### Exercise directions
Find the lines holding "type" and copy them.

### Entries provided
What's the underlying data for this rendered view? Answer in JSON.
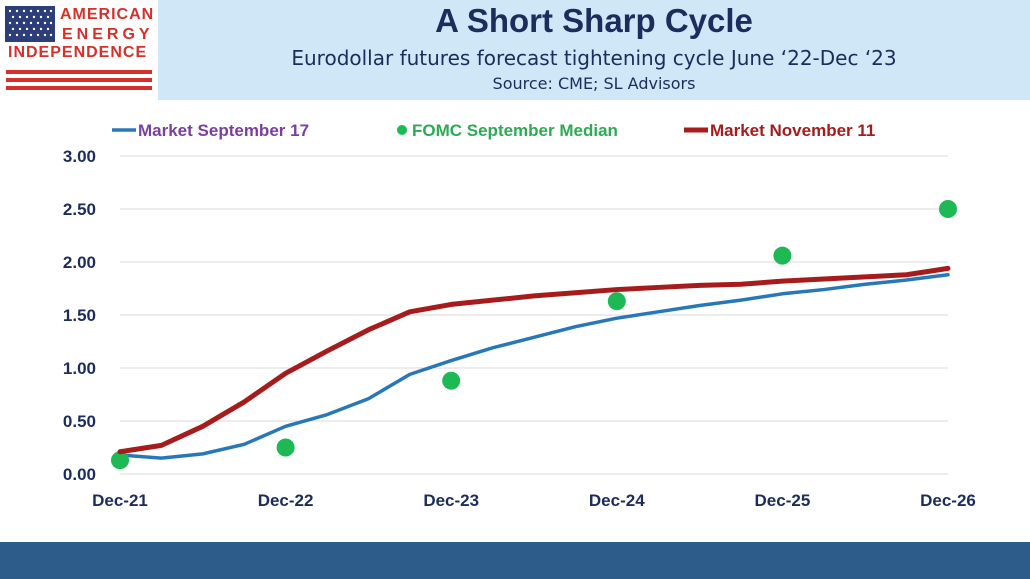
{
  "brand": {
    "line1": "AMERICAN",
    "line2": "ENERGY",
    "line3": "INDEPENDENCE"
  },
  "header": {
    "title": "A Short Sharp Cycle",
    "subtitle": "Eurodollar futures forecast tightening cycle June ‘22-Dec ‘23",
    "source": "Source: CME; SL Advisors"
  },
  "colors": {
    "market_sep": "#2878b8",
    "fomc": "#1db954",
    "market_nov": "#a61c1c",
    "axis_text": "#1c2c5c",
    "grid": "#d9d9d9",
    "legend_sep_text": "#7a3fa0",
    "legend_fomc_text": "#2eaa55",
    "legend_nov_text": "#a61c1c"
  },
  "chart_data": {
    "type": "line",
    "title": "A Short Sharp Cycle",
    "xlabel": "",
    "ylabel": "",
    "xlim": [
      0,
      5
    ],
    "ylim": [
      0,
      3
    ],
    "x_ticks": [
      "Dec-21",
      "Dec-22",
      "Dec-23",
      "Dec-24",
      "Dec-25",
      "Dec-26"
    ],
    "y_ticks": [
      "0.00",
      "0.50",
      "1.00",
      "1.50",
      "2.00",
      "2.50",
      "3.00"
    ],
    "legend_position": "top",
    "grid": true,
    "series": [
      {
        "name": "Market September 17",
        "type": "line",
        "x": [
          0,
          0.25,
          0.5,
          0.75,
          1,
          1.25,
          1.5,
          1.75,
          2,
          2.25,
          2.5,
          2.75,
          3,
          3.25,
          3.5,
          3.75,
          4,
          4.25,
          4.5,
          4.75,
          5
        ],
        "values": [
          0.18,
          0.15,
          0.19,
          0.28,
          0.45,
          0.56,
          0.71,
          0.94,
          1.07,
          1.19,
          1.29,
          1.39,
          1.47,
          1.53,
          1.59,
          1.64,
          1.7,
          1.74,
          1.79,
          1.83,
          1.88
        ]
      },
      {
        "name": "FOMC September Median",
        "type": "scatter",
        "x": [
          0,
          1,
          2,
          3,
          4,
          5
        ],
        "values": [
          0.13,
          0.25,
          0.88,
          1.63,
          2.06,
          2.5
        ]
      },
      {
        "name": "Market November 11",
        "type": "line",
        "x": [
          0,
          0.25,
          0.5,
          0.75,
          1,
          1.25,
          1.5,
          1.75,
          2,
          2.25,
          2.5,
          2.75,
          3,
          3.25,
          3.5,
          3.75,
          4,
          4.25,
          4.5,
          4.75,
          5
        ],
        "values": [
          0.21,
          0.27,
          0.45,
          0.68,
          0.95,
          1.16,
          1.36,
          1.53,
          1.6,
          1.64,
          1.68,
          1.71,
          1.74,
          1.76,
          1.78,
          1.79,
          1.82,
          1.84,
          1.86,
          1.88,
          1.94
        ]
      }
    ]
  }
}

### Output
    "type": "line",
        "type": "line",
        "type": "scatter",
        "type": "line",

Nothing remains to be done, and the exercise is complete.